- What you are asked to do: Word for word, restate every line of the listing that follows.
** begin Task data **
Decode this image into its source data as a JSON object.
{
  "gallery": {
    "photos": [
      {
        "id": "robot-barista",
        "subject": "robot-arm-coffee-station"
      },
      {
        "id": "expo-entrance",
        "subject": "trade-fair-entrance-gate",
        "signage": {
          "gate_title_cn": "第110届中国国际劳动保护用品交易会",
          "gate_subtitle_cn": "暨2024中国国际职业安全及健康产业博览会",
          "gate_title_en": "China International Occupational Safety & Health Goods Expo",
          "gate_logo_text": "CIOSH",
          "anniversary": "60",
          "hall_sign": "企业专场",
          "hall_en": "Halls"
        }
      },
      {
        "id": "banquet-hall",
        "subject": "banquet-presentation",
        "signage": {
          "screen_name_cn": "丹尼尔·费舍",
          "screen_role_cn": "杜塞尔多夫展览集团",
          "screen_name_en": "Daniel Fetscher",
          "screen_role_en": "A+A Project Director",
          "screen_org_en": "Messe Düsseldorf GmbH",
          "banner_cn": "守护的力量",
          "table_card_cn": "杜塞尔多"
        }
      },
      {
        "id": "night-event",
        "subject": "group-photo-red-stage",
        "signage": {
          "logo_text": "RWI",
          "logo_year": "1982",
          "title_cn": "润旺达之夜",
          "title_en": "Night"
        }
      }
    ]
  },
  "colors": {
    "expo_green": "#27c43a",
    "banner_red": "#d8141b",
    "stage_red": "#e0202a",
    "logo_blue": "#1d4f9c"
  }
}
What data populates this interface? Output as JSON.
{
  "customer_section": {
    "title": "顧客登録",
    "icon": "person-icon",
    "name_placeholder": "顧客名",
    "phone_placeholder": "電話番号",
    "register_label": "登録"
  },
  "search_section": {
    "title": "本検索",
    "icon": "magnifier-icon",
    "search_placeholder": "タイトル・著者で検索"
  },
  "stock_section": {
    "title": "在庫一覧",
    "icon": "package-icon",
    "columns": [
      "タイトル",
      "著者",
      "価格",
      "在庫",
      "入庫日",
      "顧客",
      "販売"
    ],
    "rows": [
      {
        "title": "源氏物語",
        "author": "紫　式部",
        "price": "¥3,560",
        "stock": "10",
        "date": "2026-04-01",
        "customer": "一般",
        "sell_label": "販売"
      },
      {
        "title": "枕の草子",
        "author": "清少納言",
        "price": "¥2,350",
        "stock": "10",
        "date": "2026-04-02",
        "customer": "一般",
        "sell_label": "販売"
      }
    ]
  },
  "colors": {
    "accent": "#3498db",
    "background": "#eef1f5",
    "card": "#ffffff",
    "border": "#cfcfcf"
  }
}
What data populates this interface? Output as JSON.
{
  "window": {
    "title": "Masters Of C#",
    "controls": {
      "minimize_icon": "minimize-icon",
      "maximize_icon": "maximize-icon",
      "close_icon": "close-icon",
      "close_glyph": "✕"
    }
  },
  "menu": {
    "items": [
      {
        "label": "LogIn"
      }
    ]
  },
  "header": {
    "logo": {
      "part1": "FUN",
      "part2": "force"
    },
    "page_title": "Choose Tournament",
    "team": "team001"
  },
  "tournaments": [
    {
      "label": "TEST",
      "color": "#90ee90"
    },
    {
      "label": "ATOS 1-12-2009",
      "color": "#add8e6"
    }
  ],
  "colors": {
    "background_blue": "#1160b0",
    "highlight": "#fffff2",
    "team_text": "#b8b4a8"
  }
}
** end Task data **
- Response to the task:
Decode this image into its source data as a JSON object.
{
  "gallery": {
    "photos": [
      {
        "id": "robot-barista",
        "subject": "robot-arm-coffee-station"
      },
      {
        "id": "expo-entrance",
        "subject": "trade-fair-entrance-gate",
        "signage": {
          "gate_title_cn": "第110届中国国际劳动保护用品交易会",
          "gate_subtitle_cn": "暨2024中国国际职业安全及健康产业博览会",
          "gate_title_en": "China International Occupational Safety & Health Goods Expo",
          "gate_logo_text": "CIOSH",
          "anniversary": "60",
          "hall_sign": "企业专场",
          "hall_en": "Halls"
        }
      },
      {
        "id": "banquet-hall",
        "subject": "banquet-presentation",
        "signage": {
          "screen_name_cn": "丹尼尔·费舍",
          "screen_role_cn": "杜塞尔多夫展览集团",
          "screen_name_en": "Daniel Fetscher",
          "screen_role_en": "A+A Project Director",
          "screen_org_en": "Messe Düsseldorf GmbH",
          "banner_cn": "守护的力量",
          "table_card_cn": "杜塞尔多"
        }
      },
      {
        "id": "night-event",
        "subject": "group-photo-red-stage",
        "signage": {
          "logo_text": "RWI",
          "logo_year": "1982",
          "title_cn": "润旺达之夜",
          "title_en": "Night"
        }
      }
    ]
  },
  "colors": {
    "expo_green": "#27c43a",
    "banner_red": "#d8141b",
    "stage_red": "#e0202a",
    "logo_blue": "#1d4f9c"
  }
}
What data populates this interface? Output as JSON.
{
  "customer_section": {
    "title": "顧客登録",
    "icon": "person-icon",
    "name_placeholder": "顧客名",
    "phone_placeholder": "電話番号",
    "register_label": "登録"
  },
  "search_section": {
    "title": "本検索",
    "icon": "magnifier-icon",
    "search_placeholder": "タイトル・著者で検索"
  },
  "stock_section": {
    "title": "在庫一覧",
    "icon": "package-icon",
    "columns": [
      "タイトル",
      "著者",
      "価格",
      "在庫",
      "入庫日",
      "顧客",
      "販売"
    ],
    "rows": [
      {
        "title": "源氏物語",
        "author": "紫　式部",
        "price": "¥3,560",
        "stock": "10",
        "date": "2026-04-01",
        "customer": "一般",
        "sell_label": "販売"
      },
      {
        "title": "枕の草子",
        "author": "清少納言",
        "price": "¥2,350",
        "stock": "10",
        "date": "2026-04-02",
        "customer": "一般",
        "sell_label": "販売"
      }
    ]
  },
  "colors": {
    "accent": "#3498db",
    "background": "#eef1f5",
    "card": "#ffffff",
    "border": "#cfcfcf"
  }
}
What data populates this interface? Output as JSON.
{
  "window": {
    "title": "Masters Of C#",
    "controls": {
      "minimize_icon": "minimize-icon",
      "maximize_icon": "maximize-icon",
      "close_icon": "close-icon",
      "close_glyph": "✕"
    }
  },
  "menu": {
    "items": [
      {
        "label": "LogIn"
      }
    ]
  },
  "header": {
    "logo": {
      "part1": "FUN",
      "part2": "force"
    },
    "page_title": "Choose Tournament",
    "team": "team001"
  },
  "tournaments": [
    {
      "label": "TEST",
      "color": "#90ee90"
    },
    {
      "label": "ATOS 1-12-2009",
      "color": "#add8e6"
    }
  ],
  "colors": {
    "background_blue": "#1160b0",
    "highlight": "#fffff2",
    "team_text": "#b8b4a8"
  }
}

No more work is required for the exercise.